* Task instructions:
Output the material as a numbered list, from its first line through the line that contains "category-label: Ex-dividend date", both ends included. Omit blank lines and leave out the pictures.

* Materials provided:
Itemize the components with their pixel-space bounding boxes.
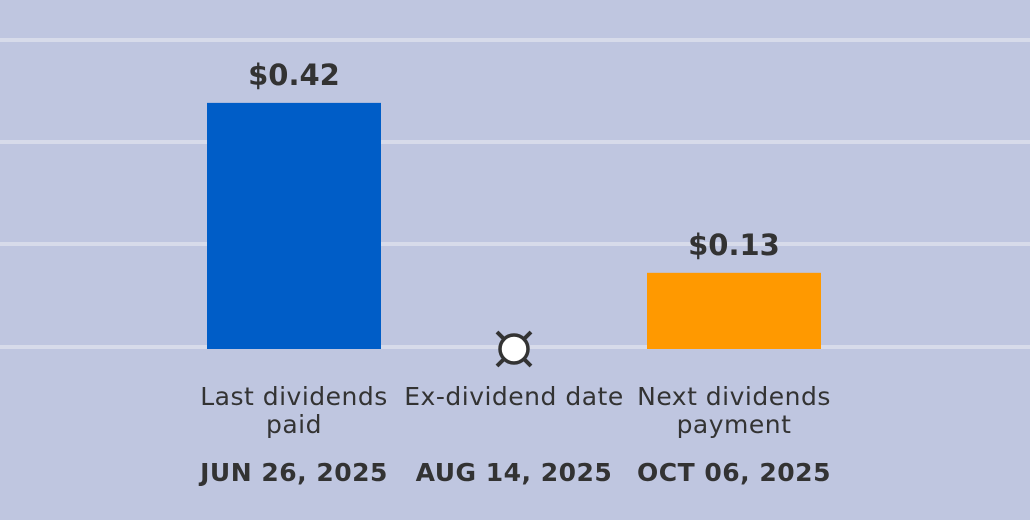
bar <box>207 102 381 349</box>
ex-dividend-marker <box>495 330 533 368</box>
value-label: $0.13 <box>688 228 780 262</box>
category-label: Ex-dividend date <box>404 382 624 411</box>
date-label: OCT 06, 2025 <box>637 458 831 487</box>
date-label: AUG 14, 2025 <box>415 458 613 487</box>
bar <box>647 272 821 349</box>
marker-circle <box>498 333 530 365</box>
value-label: $0.42 <box>248 58 340 92</box>
date-label: JUN 26, 2025 <box>200 458 388 487</box>
category-label: Last dividends paid <box>200 382 388 439</box>
category-label: Next dividends payment <box>637 382 831 439</box>
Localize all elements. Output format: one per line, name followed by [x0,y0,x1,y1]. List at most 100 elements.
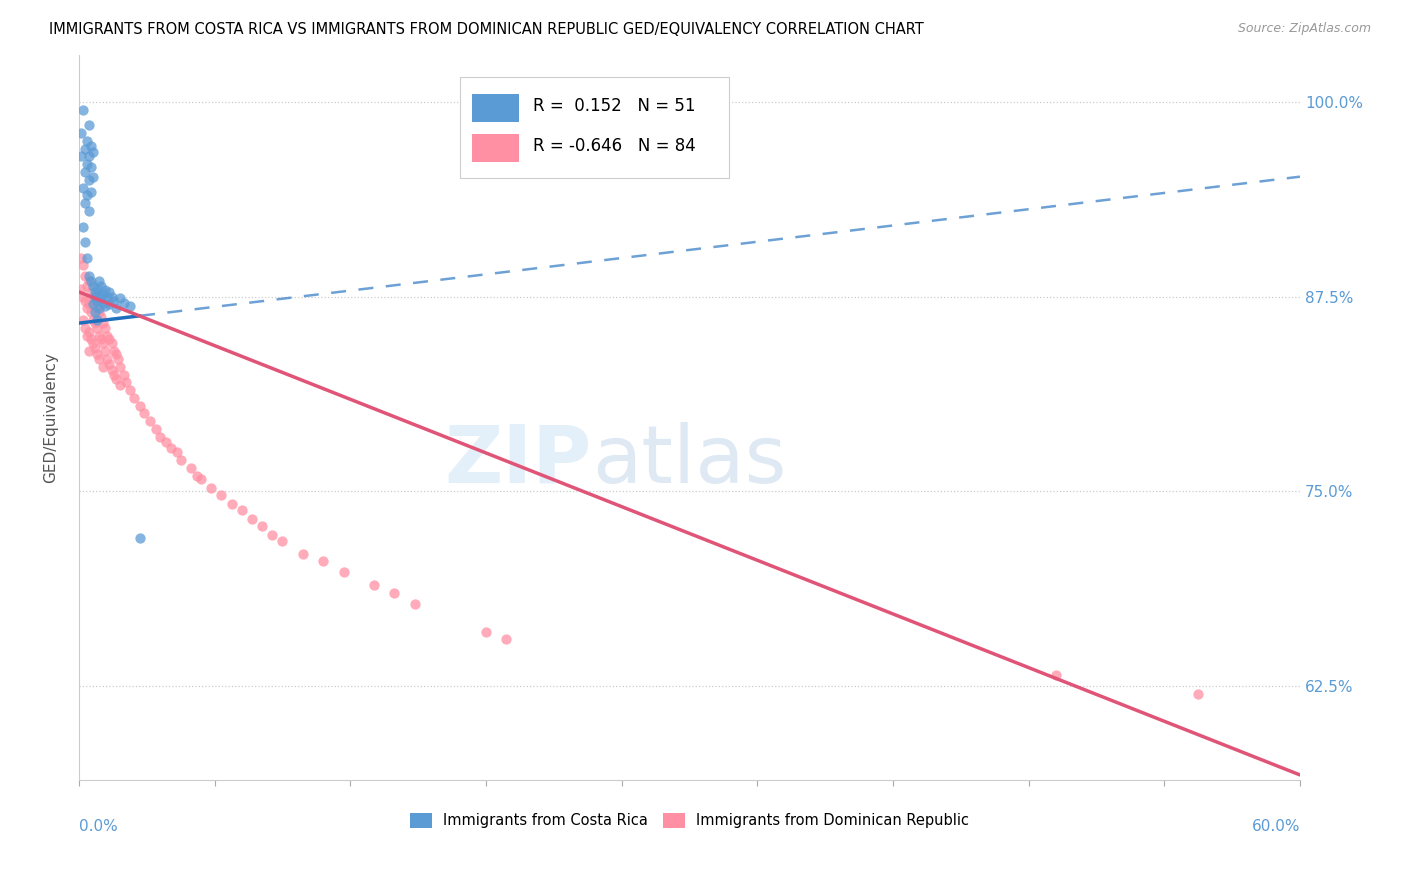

* Written response:
1. Itemize the components with their pixel-space bounding boxes.
2. bar <box>207 102 381 349</box>
3. ex-dividend-marker <box>495 330 533 368</box>
4. value-label: $0.13 <box>688 228 780 262</box>
5. category-label: Ex-dividend date <box>404 382 624 411</box>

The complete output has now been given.